▶ **Given text**

What if we honored grief on a relational-emotional scale?
When we look at grief through the lens of emotional hierarchy, we’ve already lost the plot.
You’ve probably seen it before—maybe in a wellness training, a coaching container, or floating around social media:
This is known as the Hawkins Scale of Emotional Frequency
Pulled from David R. Hawkins’ book Power vs. Force. While common in spiritual and coaching spaces, this metaphysical model—suggesting that emotions have measurable vibrational frequencies—ends up creating another hierarchy of value, where some feelings are seen as better or more evolved than others.
And according to this model?
Grief sucks.
Literally. It’s considered “contractive,” lodged down near shame and apathy. The implication is clear: grief is something to move through quickly in order to “ascend” toward higher states like acceptance, love, and peace.
This approach isn’t just oversimplified—it’s misguided.
The Problem with Ranking Emotions
When we reduce grief to a rung on a vibrational ladder, we:
Shame people for feeling pain
Pathologize natural, necessary processes
Imply that those who are grieving are spiritually or energetically “low” or that those who grieve bring everyone down … UGHHHHH
Reinforce a culture of emotional avoidance—what’s called spiritual bypassing (see previous blog post on that matter).
The truth is: grief is not a detour from healing, connection, or spiritual presence. It is one of the primary ways we access them.
What If We Honored Grief on a Relational-Emotional Scale?

▶ **To do**
**A)** In the text on grief, which book is the Hawkins Scale of Emotional Frequency taken from?
**B)** Quote the part of the text on grief that opens with the words containing "Literally. It’s considered" and closes with "just oversimplified—it’s misguided.".

▶ **Provided information**
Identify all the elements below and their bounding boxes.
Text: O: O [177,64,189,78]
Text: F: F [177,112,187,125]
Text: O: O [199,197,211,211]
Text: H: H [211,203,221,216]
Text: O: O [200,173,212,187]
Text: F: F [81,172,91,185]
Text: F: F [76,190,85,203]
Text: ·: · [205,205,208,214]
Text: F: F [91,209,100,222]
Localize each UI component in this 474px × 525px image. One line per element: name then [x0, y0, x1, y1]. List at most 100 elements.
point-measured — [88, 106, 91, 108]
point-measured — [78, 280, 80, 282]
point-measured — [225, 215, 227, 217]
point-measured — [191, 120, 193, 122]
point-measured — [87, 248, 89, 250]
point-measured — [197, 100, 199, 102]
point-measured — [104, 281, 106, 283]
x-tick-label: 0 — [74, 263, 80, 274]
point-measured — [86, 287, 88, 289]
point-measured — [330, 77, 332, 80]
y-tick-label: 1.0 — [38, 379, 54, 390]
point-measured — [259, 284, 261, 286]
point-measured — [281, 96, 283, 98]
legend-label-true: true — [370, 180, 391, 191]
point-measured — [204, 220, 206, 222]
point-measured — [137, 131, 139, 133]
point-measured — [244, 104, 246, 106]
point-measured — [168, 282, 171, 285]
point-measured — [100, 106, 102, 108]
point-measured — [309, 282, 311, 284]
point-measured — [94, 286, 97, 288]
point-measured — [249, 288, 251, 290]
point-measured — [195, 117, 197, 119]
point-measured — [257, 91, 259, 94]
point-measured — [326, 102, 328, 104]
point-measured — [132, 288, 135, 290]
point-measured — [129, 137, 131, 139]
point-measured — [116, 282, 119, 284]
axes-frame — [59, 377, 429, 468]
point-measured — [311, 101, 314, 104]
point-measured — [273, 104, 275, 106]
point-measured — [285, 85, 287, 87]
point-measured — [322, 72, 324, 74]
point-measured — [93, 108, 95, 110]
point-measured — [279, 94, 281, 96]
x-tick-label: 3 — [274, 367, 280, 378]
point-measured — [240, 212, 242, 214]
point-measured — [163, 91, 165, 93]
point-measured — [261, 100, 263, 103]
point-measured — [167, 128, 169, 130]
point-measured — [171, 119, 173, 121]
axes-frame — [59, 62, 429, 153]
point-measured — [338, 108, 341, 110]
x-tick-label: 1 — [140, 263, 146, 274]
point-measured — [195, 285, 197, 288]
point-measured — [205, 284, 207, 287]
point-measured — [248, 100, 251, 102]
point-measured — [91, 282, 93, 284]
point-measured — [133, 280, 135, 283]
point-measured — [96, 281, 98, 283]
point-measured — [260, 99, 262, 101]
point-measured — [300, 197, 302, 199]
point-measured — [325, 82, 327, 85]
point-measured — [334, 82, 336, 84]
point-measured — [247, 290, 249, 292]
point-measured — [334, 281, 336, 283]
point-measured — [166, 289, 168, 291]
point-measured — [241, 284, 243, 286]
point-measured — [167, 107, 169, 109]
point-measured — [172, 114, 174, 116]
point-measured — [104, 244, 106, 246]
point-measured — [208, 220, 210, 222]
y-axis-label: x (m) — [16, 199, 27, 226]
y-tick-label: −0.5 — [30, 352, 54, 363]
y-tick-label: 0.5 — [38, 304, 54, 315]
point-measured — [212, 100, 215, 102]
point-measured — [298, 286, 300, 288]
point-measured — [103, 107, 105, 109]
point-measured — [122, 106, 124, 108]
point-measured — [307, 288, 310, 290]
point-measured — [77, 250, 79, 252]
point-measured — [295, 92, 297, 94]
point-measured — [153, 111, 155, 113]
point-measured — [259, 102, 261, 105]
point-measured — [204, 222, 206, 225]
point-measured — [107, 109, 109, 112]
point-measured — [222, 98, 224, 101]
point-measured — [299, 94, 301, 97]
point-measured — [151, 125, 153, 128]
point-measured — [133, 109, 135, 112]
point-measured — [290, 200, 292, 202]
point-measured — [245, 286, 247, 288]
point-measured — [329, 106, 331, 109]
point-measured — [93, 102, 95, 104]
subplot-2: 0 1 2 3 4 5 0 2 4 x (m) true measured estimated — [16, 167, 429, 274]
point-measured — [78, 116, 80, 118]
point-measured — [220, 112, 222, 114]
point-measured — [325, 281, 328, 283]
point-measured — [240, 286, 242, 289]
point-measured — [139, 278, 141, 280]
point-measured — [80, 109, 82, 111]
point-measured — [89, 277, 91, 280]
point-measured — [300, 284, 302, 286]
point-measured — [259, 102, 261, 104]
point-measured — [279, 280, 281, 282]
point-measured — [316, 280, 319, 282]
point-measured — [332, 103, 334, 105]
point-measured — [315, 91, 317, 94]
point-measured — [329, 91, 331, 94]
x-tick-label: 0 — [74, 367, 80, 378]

▶ **Responses for each task**
**A)** It is taken from David R. Hawkins' book Power vs. Force.

**B)**
Literally. It’s considered “contractive,” lodged down near shame and apathy. The implication is clear: grief is something to move through quickly in order to “ascend” toward higher states like acceptance, love, and peace.
This approach isn’t just oversimplified—it’s misguided.